== Material for the task ==
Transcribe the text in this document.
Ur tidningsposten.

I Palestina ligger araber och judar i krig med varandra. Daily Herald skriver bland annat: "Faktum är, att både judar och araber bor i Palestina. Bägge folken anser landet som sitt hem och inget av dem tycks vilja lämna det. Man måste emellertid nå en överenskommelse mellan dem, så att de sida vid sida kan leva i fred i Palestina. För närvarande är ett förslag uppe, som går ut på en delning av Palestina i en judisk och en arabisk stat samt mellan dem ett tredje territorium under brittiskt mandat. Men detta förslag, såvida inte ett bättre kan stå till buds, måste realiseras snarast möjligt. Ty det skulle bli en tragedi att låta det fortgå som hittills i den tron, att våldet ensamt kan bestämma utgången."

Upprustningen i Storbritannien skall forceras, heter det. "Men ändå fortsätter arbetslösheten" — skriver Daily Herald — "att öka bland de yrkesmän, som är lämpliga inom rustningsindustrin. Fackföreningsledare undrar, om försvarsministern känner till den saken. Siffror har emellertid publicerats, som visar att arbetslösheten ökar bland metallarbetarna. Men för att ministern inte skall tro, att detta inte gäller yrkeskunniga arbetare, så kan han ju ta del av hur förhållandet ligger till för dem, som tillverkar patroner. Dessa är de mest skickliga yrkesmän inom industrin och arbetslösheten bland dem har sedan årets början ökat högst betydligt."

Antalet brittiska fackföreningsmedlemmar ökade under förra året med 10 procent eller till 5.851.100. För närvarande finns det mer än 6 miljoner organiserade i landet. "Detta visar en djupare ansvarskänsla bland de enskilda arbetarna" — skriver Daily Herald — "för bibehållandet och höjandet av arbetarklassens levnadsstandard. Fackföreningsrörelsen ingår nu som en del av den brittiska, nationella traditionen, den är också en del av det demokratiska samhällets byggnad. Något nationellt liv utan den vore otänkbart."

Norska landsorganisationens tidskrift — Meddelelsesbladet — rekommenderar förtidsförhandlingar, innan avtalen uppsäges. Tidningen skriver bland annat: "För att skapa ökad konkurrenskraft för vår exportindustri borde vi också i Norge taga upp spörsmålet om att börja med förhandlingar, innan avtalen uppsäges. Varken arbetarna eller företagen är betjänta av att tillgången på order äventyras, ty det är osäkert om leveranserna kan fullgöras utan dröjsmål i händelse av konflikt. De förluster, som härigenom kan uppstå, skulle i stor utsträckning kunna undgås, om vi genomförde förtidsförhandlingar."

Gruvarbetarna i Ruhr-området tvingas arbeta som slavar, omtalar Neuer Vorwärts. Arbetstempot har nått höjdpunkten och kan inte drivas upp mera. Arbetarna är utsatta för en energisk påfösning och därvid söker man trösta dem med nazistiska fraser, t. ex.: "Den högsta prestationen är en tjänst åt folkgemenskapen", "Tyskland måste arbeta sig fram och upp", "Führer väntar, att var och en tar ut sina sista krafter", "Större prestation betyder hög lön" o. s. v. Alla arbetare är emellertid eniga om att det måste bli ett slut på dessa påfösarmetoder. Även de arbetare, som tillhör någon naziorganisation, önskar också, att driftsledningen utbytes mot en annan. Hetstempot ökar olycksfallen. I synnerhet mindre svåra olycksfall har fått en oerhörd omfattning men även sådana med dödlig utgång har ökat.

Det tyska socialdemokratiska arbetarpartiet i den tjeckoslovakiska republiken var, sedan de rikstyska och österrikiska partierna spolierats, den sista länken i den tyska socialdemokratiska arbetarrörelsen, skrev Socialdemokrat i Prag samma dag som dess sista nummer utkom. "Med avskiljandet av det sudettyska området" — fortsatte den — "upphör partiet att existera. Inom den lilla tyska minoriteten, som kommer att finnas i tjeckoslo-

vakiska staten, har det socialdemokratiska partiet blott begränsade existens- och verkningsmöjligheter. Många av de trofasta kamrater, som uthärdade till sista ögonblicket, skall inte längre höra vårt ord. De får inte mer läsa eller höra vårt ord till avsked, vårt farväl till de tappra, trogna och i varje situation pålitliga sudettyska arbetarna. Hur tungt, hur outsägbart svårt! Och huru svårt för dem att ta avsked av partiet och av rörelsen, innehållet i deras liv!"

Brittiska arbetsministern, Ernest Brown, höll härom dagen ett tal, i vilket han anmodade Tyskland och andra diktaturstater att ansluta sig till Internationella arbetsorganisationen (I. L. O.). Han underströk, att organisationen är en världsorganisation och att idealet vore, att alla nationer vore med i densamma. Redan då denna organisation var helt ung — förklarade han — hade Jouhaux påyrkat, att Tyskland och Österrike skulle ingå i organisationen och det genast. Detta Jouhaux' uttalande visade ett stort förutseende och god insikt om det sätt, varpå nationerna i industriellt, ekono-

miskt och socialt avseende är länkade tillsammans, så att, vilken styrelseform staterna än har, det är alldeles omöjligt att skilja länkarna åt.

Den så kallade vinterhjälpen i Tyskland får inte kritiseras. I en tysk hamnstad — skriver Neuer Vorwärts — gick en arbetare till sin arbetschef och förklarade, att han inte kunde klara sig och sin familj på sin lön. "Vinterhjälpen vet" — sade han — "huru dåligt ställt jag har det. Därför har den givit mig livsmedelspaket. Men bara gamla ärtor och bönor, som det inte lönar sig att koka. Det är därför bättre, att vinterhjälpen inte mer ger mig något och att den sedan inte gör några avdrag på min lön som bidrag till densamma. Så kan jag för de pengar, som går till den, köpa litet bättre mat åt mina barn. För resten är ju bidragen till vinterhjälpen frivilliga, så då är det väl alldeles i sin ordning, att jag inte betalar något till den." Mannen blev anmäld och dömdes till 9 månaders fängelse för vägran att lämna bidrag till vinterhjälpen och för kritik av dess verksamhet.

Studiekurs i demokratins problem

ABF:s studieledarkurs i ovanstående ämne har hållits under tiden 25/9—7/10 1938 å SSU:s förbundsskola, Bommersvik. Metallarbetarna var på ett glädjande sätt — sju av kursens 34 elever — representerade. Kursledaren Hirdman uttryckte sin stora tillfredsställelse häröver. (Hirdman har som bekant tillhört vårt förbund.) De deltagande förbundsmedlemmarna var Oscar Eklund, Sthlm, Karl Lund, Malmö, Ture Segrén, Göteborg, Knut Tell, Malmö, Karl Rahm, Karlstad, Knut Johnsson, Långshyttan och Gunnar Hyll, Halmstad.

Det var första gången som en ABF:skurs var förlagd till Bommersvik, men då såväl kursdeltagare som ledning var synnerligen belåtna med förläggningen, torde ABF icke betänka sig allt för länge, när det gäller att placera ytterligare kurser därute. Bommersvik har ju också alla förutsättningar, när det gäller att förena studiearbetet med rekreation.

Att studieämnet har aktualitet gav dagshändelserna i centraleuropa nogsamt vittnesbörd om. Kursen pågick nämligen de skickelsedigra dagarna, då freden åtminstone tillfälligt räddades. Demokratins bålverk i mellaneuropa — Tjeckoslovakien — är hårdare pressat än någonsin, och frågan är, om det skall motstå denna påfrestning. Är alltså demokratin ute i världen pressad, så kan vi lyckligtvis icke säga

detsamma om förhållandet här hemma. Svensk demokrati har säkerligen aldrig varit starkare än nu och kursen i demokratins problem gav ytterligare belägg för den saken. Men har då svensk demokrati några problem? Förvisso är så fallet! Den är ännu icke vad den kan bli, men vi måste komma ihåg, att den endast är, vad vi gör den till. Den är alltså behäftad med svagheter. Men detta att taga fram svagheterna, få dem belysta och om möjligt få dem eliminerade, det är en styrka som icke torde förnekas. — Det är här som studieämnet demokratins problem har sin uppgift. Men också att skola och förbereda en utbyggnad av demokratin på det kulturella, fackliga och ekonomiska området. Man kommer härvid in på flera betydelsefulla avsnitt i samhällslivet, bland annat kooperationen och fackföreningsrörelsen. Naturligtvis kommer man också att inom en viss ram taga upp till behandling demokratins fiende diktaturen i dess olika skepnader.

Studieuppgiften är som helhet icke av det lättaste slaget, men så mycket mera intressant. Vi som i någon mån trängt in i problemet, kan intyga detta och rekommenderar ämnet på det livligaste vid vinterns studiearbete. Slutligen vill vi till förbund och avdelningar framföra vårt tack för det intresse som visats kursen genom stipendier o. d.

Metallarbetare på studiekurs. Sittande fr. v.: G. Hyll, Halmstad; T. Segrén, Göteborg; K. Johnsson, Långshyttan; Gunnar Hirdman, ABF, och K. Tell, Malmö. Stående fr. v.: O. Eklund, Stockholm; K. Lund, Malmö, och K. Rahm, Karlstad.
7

== Task brief ==
Those lines of the records that contain the string "Johnsson" should be identified and copied.

== Exercise output ==
ABF:s studieledarkurs i ovanstående ämne har hållits under tiden 25/9—7/10 1938 å SSU:s förbundsskola, Bommersvik. Metallarbetarna var på ett glädjande sätt — sju av kursens 34 elever — representerade. Kursledaren Hirdman uttryckte sin stora tillfredsställelse häröver. (Hirdman har som bekant tillhört vårt förbund.) De deltagande förbundsmedlemmarna var Oscar Eklund, Sthlm, Karl Lund, Malmö, Ture Segrén, Göteborg, Knut Tell, Malmö, Karl Rahm, Karlstad, Knut Johnsson, Långshyttan och Gunnar Hyll, Halmstad.
Metallarbetare på studiekurs. Sittande fr. v.: G. Hyll, Halmstad; T. Segrén, Göteborg; K. Johnsson, Långshyttan; Gunnar Hirdman, ABF, och K. Tell, Malmö. Stående fr. v.: O. Eklund, Stockholm; K. Lund, Malmö, och K. Rahm, Karlstad.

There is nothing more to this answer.